AIM:
Give every line of the material again, exactly as written.

[Stored data entries]
- - -

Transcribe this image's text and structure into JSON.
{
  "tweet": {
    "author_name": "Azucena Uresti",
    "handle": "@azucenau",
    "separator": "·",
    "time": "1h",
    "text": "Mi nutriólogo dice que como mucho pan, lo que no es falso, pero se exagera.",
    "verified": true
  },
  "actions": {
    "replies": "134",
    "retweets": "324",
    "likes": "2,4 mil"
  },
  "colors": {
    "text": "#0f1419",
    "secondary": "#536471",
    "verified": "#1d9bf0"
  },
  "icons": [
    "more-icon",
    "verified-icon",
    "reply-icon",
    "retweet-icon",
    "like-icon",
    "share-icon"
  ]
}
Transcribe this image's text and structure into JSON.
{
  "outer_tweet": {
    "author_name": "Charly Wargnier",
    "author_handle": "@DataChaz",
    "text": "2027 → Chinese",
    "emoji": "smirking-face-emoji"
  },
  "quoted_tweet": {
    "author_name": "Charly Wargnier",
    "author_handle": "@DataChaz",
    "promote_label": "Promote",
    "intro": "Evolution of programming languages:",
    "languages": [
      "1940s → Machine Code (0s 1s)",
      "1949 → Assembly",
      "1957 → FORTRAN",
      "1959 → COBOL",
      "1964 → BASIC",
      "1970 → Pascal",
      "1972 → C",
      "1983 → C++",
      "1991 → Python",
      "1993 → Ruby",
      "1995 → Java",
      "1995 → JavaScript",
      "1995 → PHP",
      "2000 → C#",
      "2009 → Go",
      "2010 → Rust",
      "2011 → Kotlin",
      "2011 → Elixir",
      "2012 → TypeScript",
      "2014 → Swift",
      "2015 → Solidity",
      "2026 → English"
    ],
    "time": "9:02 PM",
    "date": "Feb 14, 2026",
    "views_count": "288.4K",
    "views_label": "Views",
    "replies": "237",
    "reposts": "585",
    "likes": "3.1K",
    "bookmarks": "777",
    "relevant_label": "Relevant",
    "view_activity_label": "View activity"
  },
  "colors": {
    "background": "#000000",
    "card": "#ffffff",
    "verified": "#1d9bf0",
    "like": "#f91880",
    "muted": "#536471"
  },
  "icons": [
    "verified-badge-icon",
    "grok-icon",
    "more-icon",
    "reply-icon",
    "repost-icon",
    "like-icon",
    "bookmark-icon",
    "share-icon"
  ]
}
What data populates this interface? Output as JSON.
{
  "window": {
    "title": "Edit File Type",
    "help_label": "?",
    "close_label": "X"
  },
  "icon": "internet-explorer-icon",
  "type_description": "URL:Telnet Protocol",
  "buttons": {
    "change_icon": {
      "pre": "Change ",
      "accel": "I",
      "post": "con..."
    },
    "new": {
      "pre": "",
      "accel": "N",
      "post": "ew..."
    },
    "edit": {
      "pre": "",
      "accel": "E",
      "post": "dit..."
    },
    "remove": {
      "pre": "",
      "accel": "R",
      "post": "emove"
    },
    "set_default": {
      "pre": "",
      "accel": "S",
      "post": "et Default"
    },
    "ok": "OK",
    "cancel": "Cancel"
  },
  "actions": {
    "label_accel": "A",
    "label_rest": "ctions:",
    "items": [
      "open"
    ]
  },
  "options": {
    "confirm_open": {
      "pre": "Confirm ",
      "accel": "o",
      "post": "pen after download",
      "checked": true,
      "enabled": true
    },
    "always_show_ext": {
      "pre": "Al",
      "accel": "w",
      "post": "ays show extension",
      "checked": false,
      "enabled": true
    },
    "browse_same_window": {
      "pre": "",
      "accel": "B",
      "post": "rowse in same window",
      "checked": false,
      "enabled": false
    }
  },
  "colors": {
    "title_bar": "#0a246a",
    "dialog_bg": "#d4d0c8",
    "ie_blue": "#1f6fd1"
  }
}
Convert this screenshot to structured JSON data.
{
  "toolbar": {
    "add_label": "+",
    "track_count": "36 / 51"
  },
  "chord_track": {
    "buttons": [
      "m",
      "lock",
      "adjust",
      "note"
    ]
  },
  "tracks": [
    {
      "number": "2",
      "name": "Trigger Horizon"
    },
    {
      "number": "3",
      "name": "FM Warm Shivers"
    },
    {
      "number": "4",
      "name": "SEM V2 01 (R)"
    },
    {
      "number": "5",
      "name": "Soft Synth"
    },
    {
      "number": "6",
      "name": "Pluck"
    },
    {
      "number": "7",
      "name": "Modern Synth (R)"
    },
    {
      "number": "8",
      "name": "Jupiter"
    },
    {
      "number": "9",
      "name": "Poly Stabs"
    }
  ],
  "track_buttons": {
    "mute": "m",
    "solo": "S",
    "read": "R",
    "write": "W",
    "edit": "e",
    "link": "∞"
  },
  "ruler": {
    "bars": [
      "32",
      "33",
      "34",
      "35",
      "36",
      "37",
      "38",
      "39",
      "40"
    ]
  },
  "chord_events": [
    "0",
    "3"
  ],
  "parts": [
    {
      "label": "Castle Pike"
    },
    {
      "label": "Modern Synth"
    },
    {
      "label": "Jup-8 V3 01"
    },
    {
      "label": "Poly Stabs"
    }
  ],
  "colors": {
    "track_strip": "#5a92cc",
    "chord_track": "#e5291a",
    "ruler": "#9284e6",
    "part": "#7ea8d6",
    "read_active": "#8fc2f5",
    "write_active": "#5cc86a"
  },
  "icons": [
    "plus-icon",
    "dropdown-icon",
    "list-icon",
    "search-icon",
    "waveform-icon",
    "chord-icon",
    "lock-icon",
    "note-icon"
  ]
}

- - -

WORKED SOLUTION:
Transcribe this image's text and structure into JSON.
{
  "tweet": {
    "author_name": "Azucena Uresti",
    "handle": "@azucenau",
    "separator": "·",
    "time": "1h",
    "text": "Mi nutriólogo dice que como mucho pan, lo que no es falso, pero se exagera.",
    "verified": true
  },
  "actions": {
    "replies": "134",
    "retweets": "324",
    "likes": "2,4 mil"
  },
  "colors": {
    "text": "#0f1419",
    "secondary": "#536471",
    "verified": "#1d9bf0"
  },
  "icons": [
    "more-icon",
    "verified-icon",
    "reply-icon",
    "retweet-icon",
    "like-icon",
    "share-icon"
  ]
}
Transcribe this image's text and structure into JSON.
{
  "outer_tweet": {
    "author_name": "Charly Wargnier",
    "author_handle": "@DataChaz",
    "text": "2027 → Chinese",
    "emoji": "smirking-face-emoji"
  },
  "quoted_tweet": {
    "author_name": "Charly Wargnier",
    "author_handle": "@DataChaz",
    "promote_label": "Promote",
    "intro": "Evolution of programming languages:",
    "languages": [
      "1940s → Machine Code (0s 1s)",
      "1949 → Assembly",
      "1957 → FORTRAN",
      "1959 → COBOL",
      "1964 → BASIC",
      "1970 → Pascal",
      "1972 → C",
      "1983 → C++",
      "1991 → Python",
      "1993 → Ruby",
      "1995 → Java",
      "1995 → JavaScript",
      "1995 → PHP",
      "2000 → C#",
      "2009 → Go",
      "2010 → Rust",
      "2011 → Kotlin",
      "2011 → Elixir",
      "2012 → TypeScript",
      "2014 → Swift",
      "2015 → Solidity",
      "2026 → English"
    ],
    "time": "9:02 PM",
    "date": "Feb 14, 2026",
    "views_count": "288.4K",
    "views_label": "Views",
    "replies": "237",
    "reposts": "585",
    "likes": "3.1K",
    "bookmarks": "777",
    "relevant_label": "Relevant",
    "view_activity_label": "View activity"
  },
  "colors": {
    "background": "#000000",
    "card": "#ffffff",
    "verified": "#1d9bf0",
    "like": "#f91880",
    "muted": "#536471"
  },
  "icons": [
    "verified-badge-icon",
    "grok-icon",
    "more-icon",
    "reply-icon",
    "repost-icon",
    "like-icon",
    "bookmark-icon",
    "share-icon"
  ]
}
What data populates this interface? Output as JSON.
{
  "window": {
    "title": "Edit File Type",
    "help_label": "?",
    "close_label": "X"
  },
  "icon": "internet-explorer-icon",
  "type_description": "URL:Telnet Protocol",
  "buttons": {
    "change_icon": {
      "pre": "Change ",
      "accel": "I",
      "post": "con..."
    },
    "new": {
      "pre": "",
      "accel": "N",
      "post": "ew..."
    },
    "edit": {
      "pre": "",
      "accel": "E",
      "post": "dit..."
    },
    "remove": {
      "pre": "",
      "accel": "R",
      "post": "emove"
    },
    "set_default": {
      "pre": "",
      "accel": "S",
      "post": "et Default"
    },
    "ok": "OK",
    "cancel": "Cancel"
  },
  "actions": {
    "label_accel": "A",
    "label_rest": "ctions:",
    "items": [
      "open"
    ]
  },
  "options": {
    "confirm_open": {
      "pre": "Confirm ",
      "accel": "o",
      "post": "pen after download",
      "checked": true,
      "enabled": true
    },
    "always_show_ext": {
      "pre": "Al",
      "accel": "w",
      "post": "ays show extension",
      "checked": false,
      "enabled": true
    },
    "browse_same_window": {
      "pre": "",
      "accel": "B",
      "post": "rowse in same window",
      "checked": false,
      "enabled": false
    }
  },
  "colors": {
    "title_bar": "#0a246a",
    "dialog_bg": "#d4d0c8",
    "ie_blue": "#1f6fd1"
  }
}
Convert this screenshot to structured JSON data.
{
  "toolbar": {
    "add_label": "+",
    "track_count": "36 / 51"
  },
  "chord_track": {
    "buttons": [
      "m",
      "lock",
      "adjust",
      "note"
    ]
  },
  "tracks": [
    {
      "number": "2",
      "name": "Trigger Horizon"
    },
    {
      "number": "3",
      "name": "FM Warm Shivers"
    },
    {
      "number": "4",
      "name": "SEM V2 01 (R)"
    },
    {
      "number": "5",
      "name": "Soft Synth"
    },
    {
      "number": "6",
      "name": "Pluck"
    },
    {
      "number": "7",
      "name": "Modern Synth (R)"
    },
    {
      "number": "8",
      "name": "Jupiter"
    },
    {
      "number": "9",
      "name": "Poly Stabs"
    }
  ],
  "track_buttons": {
    "mute": "m",
    "solo": "S",
    "read": "R",
    "write": "W",
    "edit": "e",
    "link": "∞"
  },
  "ruler": {
    "bars": [
      "32",
      "33",
      "34",
      "35",
      "36",
      "37",
      "38",
      "39",
      "40"
    ]
  },
  "chord_events": [
    "0",
    "3"
  ],
  "parts": [
    {
      "label": "Castle Pike"
    },
    {
      "label": "Modern Synth"
    },
    {
      "label": "Jup-8 V3 01"
    },
    {
      "label": "Poly Stabs"
    }
  ],
  "colors": {
    "track_strip": "#5a92cc",
    "chord_track": "#e5291a",
    "ruler": "#9284e6",
    "part": "#7ea8d6",
    "read_active": "#8fc2f5",
    "write_active": "#5cc86a"
  },
  "icons": [
    "plus-icon",
    "dropdown-icon",
    "list-icon",
    "search-icon",
    "waveform-icon",
    "chord-icon",
    "lock-icon",
    "note-icon"
  ]
}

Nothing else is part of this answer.